Copy out all of the material, matching it word for word.

-- Start MATERIAL SUPPLIED --

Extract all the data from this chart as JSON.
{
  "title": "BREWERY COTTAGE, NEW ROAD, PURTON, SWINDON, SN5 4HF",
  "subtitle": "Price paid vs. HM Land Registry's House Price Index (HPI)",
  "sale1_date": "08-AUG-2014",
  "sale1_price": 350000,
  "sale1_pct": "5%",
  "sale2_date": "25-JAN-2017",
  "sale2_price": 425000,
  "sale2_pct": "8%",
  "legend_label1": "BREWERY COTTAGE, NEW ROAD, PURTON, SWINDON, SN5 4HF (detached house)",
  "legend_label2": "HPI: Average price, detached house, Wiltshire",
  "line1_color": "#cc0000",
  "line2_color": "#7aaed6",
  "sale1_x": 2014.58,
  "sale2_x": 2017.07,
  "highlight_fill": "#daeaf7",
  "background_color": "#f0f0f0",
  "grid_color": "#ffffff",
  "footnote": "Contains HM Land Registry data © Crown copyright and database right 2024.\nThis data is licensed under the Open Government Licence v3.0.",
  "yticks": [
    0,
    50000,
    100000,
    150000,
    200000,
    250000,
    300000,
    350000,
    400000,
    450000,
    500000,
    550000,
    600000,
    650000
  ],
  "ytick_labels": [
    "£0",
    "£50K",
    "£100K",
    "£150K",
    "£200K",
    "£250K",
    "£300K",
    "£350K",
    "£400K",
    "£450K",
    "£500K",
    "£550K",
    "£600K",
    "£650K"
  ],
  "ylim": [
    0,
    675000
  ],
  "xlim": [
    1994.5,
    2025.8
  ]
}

-- End MATERIAL SUPPLIED --

— EXERCISE RESPONSE —
Extract all the data from this chart as JSON.
{
  "title": "BREWERY COTTAGE, NEW ROAD, PURTON, SWINDON, SN5 4HF",
  "subtitle": "Price paid vs. HM Land Registry's House Price Index (HPI)",
  "sale1_date": "08-AUG-2014",
  "sale1_price": 350000,
  "sale1_pct": "5%",
  "sale2_date": "25-JAN-2017",
  "sale2_price": 425000,
  "sale2_pct": "8%",
  "legend_label1": "BREWERY COTTAGE, NEW ROAD, PURTON, SWINDON, SN5 4HF (detached house)",
  "legend_label2": "HPI: Average price, detached house, Wiltshire",
  "line1_color": "#cc0000",
  "line2_color": "#7aaed6",
  "sale1_x": 2014.58,
  "sale2_x": 2017.07,
  "highlight_fill": "#daeaf7",
  "background_color": "#f0f0f0",
  "grid_color": "#ffffff",
  "footnote": "Contains HM Land Registry data © Crown copyright and database right 2024.\nThis data is licensed under the Open Government Licence v3.0.",
  "yticks": [
    0,
    50000,
    100000,
    150000,
    200000,
    250000,
    300000,
    350000,
    400000,
    450000,
    500000,
    550000,
    600000,
    650000
  ],
  "ytick_labels": [
    "£0",
    "£50K",
    "£100K",
    "£150K",
    "£200K",
    "£250K",
    "£300K",
    "£350K",
    "£400K",
    "£450K",
    "£500K",
    "£550K",
    "£600K",
    "£650K"
  ],
  "ylim": [
    0,
    675000
  ],
  "xlim": [
    1994.5,
    2025.8
  ]
}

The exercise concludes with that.